Nucléaire : progrès et défaillances en Rhône-Alpes

L’antenne régionale de l’Autorité de sûreté nucléaire (ASN) a présenté son rapport sur le “contrôle de la sûreté nucléaire et de la radioprotection” effectué en 2012 dans différentes installations des régions Rhône-Alpes et Auvergne. Le bilan est mitigé.

Centrale nucléaire du Tricastin ()
Fabrice Caterini

Tout n’est pas tout rose dans les centrales nucléaires de Rhône-Alpes et Auvergne. Ce sont en substance les conclusions de l’Agence de sûreté nucléaire qui présentait le bilan de ses inspections réalisées en 2012, en pleine période “Fukushima”. Au final, les quatre centrales nucléaires EDF de la région Rhône-Alpes nécessitent chacune des “améliorations”, à différents degrés selon les cas. 101 inspections ont été menées par l’ASN sur ces sites en 2012, ainsi que 41 jours d’inspection du travail sur le terrain. Par ailleurs, 220 “événements significatifs” ont été déclarés à l’Autorité la même année.

Centrale du Bugey (45 km de Lyon)

centrale nucléaire du Bugey ()

28 inspections, 47 événements significatifs dont 3 “anomalies” (niveau 1 sur l’échelle Ines*)

centrale nucléaire du Bugey ()

Bilan mitigé pour ce site. L’ASN a noté pour le premier semestre 2012 des progrès en matière de “respect des spécifications techniques d’exploitation”. Le tableau est plus noir pour les six autres mois. Il est notamment précisé que la centrale du Bugey présente des “faiblesses récurrentes concernant la préparation et la réalisation d’essais périodiques ou de certaines activités de maintenance”. Entre autres faits notables :

– une “présence anormale” de tritium a été détectée depuis la mi-octobre 2012 dans les eaux souterraines au droit du site ;

– concernant le réacteur n°2, l’ASN a imposé de nouvelles exigences à EDF, notamment relatives aux cas de séisme et d’inondation, mais aussi des exigences “relatives à la robustesse, en situation accidentelle, du système de refroidissement de la piscine d’entreposage du combustible usé du réacteur”. Des prescriptions qui ne sont pas sans rappeler le spectre de Fukushima.

Centrale de Saint-Alban (50 km de Lyon)

Saint-Alban ()

22 inspections, 29 événements significatifs dont 3 “anomalies”

centrale de Saint-Alban ()

——————

▶ [Exercice 1]
D'après le texte fourni sur la sûreté nucléaire en Rhône-Alpes, pourquoi le bilan de la centrale du Bugey est-il jugé mitigé ?

▶ [Les données]
——————

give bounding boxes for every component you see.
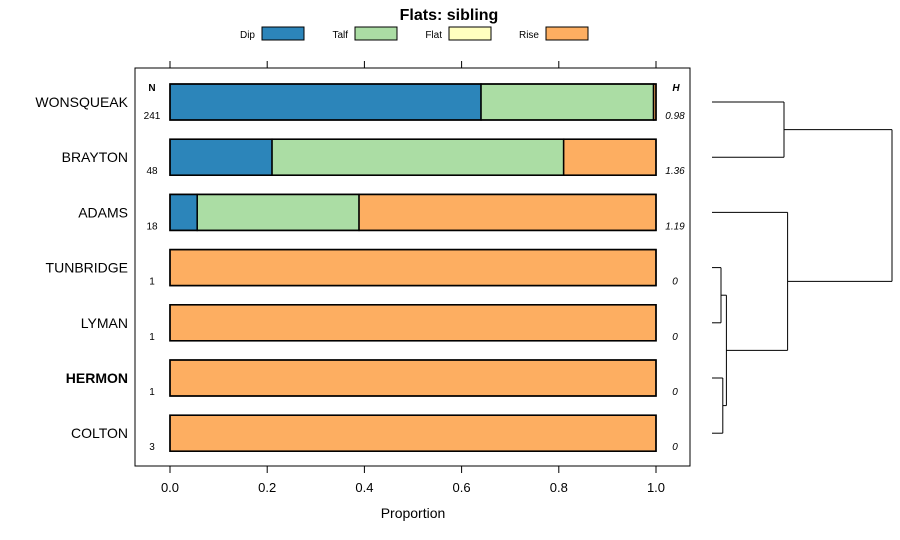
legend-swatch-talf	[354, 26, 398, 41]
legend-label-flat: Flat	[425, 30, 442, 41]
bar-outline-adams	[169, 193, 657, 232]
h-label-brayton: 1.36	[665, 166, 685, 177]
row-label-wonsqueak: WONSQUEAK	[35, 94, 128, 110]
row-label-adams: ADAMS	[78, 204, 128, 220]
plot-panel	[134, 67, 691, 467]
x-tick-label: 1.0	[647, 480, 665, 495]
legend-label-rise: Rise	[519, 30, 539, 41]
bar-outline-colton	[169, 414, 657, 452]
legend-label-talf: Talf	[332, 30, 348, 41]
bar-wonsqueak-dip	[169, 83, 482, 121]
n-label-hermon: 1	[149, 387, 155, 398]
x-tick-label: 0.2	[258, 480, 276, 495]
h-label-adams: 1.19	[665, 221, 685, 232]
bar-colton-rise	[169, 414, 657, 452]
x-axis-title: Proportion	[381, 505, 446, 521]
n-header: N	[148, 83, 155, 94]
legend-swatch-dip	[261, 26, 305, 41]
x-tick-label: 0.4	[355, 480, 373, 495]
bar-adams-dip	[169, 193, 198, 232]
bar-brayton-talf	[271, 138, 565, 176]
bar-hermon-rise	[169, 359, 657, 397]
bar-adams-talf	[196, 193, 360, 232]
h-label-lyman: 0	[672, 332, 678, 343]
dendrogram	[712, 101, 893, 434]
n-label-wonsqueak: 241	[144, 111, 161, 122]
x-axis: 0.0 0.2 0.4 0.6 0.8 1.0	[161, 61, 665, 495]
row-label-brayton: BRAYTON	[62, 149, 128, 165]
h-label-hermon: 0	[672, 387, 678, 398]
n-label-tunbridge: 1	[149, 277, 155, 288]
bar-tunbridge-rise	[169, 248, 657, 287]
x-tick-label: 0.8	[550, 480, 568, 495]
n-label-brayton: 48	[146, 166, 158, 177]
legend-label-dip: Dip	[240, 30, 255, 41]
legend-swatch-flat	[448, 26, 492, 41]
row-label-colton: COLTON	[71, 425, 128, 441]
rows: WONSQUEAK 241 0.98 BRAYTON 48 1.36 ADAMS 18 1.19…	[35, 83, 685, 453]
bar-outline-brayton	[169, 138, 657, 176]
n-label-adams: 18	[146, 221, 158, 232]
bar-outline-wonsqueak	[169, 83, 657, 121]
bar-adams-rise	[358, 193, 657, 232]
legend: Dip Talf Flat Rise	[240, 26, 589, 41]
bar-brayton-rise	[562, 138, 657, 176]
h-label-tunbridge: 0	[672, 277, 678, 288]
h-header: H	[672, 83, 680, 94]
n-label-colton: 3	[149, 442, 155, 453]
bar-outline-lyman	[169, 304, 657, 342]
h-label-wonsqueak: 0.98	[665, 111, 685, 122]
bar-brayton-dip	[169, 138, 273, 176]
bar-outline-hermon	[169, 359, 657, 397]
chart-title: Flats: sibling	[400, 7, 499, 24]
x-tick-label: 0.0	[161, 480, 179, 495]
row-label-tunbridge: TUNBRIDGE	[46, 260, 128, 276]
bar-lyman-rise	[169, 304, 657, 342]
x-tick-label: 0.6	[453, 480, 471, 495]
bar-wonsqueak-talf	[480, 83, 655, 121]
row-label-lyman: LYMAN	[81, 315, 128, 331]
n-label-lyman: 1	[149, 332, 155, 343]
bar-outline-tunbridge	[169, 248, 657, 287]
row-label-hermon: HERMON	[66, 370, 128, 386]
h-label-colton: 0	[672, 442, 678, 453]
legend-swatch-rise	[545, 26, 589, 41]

——————

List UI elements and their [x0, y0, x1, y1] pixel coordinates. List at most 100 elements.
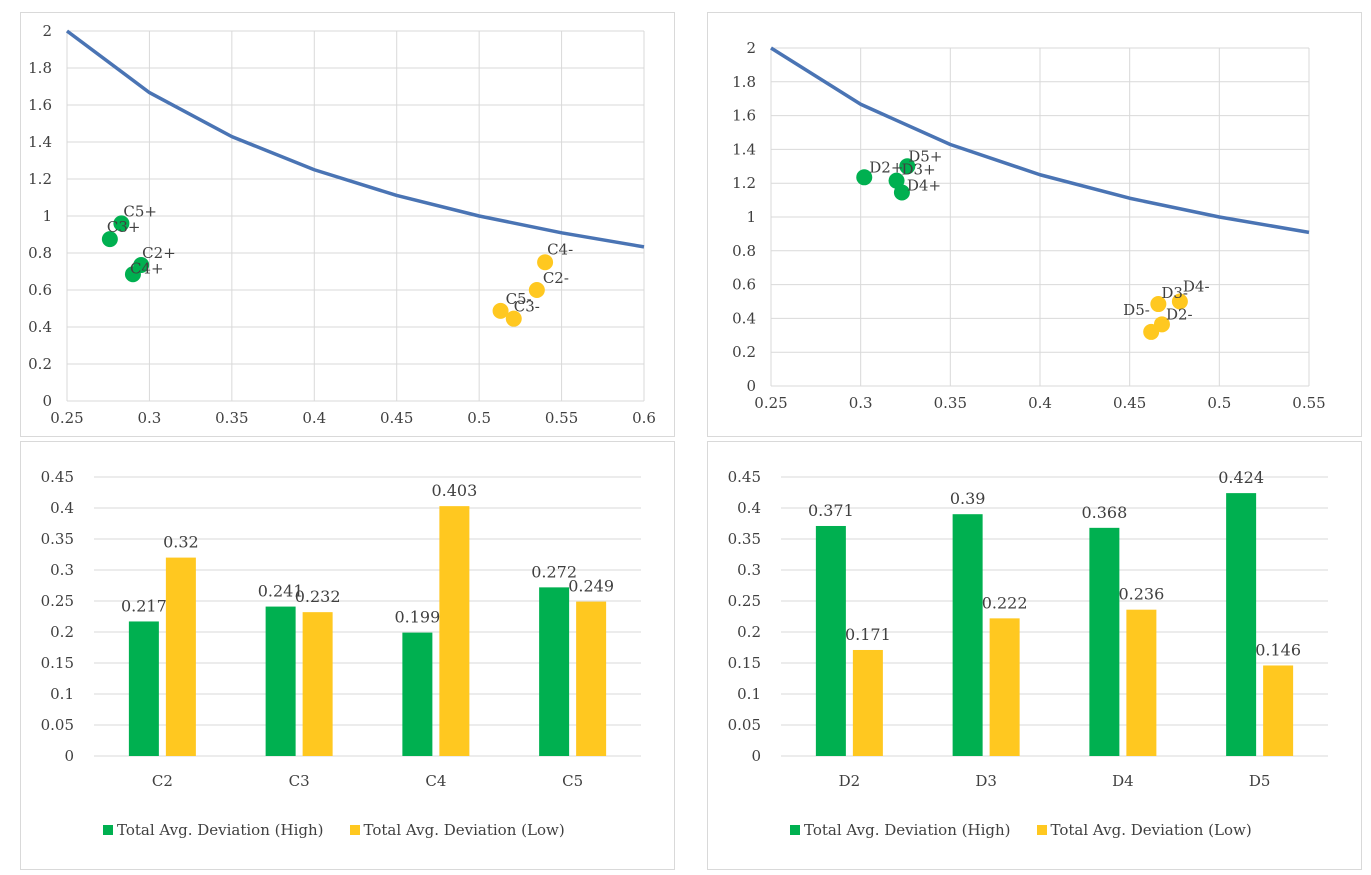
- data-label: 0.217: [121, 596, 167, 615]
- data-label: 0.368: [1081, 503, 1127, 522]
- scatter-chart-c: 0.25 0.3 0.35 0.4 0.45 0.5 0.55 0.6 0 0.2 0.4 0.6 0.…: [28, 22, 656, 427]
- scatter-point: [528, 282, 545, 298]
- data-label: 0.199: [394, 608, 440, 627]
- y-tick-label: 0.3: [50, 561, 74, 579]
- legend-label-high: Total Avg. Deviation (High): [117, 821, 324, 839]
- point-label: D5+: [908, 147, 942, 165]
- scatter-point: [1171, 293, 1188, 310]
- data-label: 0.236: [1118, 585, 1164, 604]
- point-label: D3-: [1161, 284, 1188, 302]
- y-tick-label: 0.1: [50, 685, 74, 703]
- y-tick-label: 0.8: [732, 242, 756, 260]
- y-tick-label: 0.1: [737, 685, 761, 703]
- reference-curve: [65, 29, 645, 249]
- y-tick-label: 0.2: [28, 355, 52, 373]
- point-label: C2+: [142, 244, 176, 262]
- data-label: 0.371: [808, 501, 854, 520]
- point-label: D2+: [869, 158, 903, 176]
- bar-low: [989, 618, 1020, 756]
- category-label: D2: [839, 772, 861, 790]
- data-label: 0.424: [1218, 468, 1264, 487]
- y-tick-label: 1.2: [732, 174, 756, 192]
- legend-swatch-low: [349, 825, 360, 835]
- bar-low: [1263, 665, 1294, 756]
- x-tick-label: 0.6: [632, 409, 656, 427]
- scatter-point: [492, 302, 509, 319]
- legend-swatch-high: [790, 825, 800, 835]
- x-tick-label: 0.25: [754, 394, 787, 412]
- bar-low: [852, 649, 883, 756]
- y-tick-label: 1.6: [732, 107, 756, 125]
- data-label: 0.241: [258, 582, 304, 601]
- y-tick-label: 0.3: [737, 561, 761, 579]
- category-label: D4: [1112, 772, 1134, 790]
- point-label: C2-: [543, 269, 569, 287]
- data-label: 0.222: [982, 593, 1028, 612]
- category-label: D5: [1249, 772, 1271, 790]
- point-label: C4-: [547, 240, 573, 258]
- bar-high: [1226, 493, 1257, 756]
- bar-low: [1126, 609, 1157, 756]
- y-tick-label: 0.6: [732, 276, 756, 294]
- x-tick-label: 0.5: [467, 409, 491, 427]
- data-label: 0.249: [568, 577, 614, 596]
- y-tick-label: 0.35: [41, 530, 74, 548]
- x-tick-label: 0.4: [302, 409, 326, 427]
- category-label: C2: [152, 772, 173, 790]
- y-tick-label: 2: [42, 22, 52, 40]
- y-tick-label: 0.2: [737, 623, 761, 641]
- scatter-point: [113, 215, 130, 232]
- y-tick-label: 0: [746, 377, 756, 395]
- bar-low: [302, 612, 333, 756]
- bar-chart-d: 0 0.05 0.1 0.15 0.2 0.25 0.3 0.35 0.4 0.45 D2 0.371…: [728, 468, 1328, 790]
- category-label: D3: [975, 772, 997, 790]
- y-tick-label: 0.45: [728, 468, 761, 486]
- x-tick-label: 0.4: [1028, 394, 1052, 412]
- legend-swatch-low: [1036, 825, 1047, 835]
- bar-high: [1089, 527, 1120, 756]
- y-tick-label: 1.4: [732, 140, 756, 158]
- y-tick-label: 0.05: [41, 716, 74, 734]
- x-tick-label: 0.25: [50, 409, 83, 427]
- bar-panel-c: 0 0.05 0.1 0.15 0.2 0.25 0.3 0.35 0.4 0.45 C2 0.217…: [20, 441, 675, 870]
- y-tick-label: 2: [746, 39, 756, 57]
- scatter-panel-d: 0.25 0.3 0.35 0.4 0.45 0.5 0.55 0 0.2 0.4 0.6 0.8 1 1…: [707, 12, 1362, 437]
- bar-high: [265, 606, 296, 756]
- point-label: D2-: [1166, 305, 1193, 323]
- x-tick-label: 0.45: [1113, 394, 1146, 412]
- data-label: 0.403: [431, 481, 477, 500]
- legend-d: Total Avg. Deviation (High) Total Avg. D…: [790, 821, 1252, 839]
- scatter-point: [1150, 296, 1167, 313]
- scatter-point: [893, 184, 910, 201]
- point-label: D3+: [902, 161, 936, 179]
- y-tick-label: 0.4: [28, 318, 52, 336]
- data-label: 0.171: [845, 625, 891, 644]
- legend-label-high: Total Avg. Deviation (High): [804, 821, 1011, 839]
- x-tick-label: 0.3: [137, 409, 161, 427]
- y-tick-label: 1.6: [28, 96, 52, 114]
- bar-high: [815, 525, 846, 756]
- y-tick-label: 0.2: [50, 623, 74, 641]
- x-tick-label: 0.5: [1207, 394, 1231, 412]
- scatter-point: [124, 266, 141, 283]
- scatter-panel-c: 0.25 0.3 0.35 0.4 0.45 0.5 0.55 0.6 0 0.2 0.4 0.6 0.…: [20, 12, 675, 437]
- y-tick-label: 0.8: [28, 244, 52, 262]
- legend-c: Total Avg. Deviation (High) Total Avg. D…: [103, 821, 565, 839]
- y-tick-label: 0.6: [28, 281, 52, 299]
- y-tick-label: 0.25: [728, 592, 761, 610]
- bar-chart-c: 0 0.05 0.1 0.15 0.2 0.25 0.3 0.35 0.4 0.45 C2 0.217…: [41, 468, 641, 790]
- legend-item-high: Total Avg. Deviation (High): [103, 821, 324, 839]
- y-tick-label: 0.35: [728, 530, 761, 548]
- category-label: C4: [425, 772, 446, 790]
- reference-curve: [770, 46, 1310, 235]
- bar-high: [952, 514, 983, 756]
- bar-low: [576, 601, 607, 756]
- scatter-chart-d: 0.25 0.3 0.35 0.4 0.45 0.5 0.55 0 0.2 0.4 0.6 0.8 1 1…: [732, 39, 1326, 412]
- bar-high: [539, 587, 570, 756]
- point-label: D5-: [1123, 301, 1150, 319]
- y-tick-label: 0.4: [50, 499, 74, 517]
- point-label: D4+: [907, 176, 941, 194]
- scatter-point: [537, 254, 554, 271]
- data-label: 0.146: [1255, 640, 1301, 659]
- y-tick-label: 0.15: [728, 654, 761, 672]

——————

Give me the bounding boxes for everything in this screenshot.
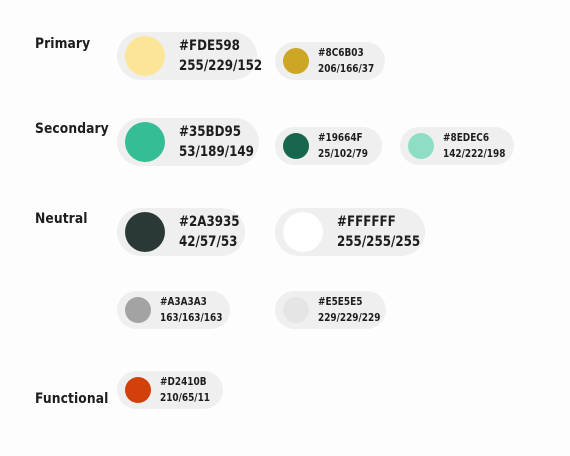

——————

▶ [Exercice 2]
Reprenez en liste numérotée les lignes des enregistrements, en commençant à celle qui contient « give bounding boxes » et en terminant à celle qui contient « 204, 128, 220] », sans les lignes vides. Laissez l'image de côté.

▶ [Réponse 1]
Au premier semestre 2012, l'ASN a noté des progrès dans le « respect des spécifications techniques d'exploitation ». Le tableau est en revanche plus noir pour les six autres mois, avec des « faiblesses récurrentes concernant la préparation et la réalisation d'essais périodiques ou de certaines activités de maintenance ».

▶ [Réponse 2]
1. give bounding boxes for every component you see.
2. legend-swatch-talf	[354, 26, 398, 41]
3. legend-label-flat: Flat	[425, 30, 442, 41]
4. bar-outline-adams	[169, 193, 657, 232]
5. h-label-brayton: 1.36	[665, 166, 685, 177]
6. row-label-wonsqueak: WONSQUEAK	[35, 94, 128, 110]
7. row-label-adams: ADAMS	[78, 204, 128, 220]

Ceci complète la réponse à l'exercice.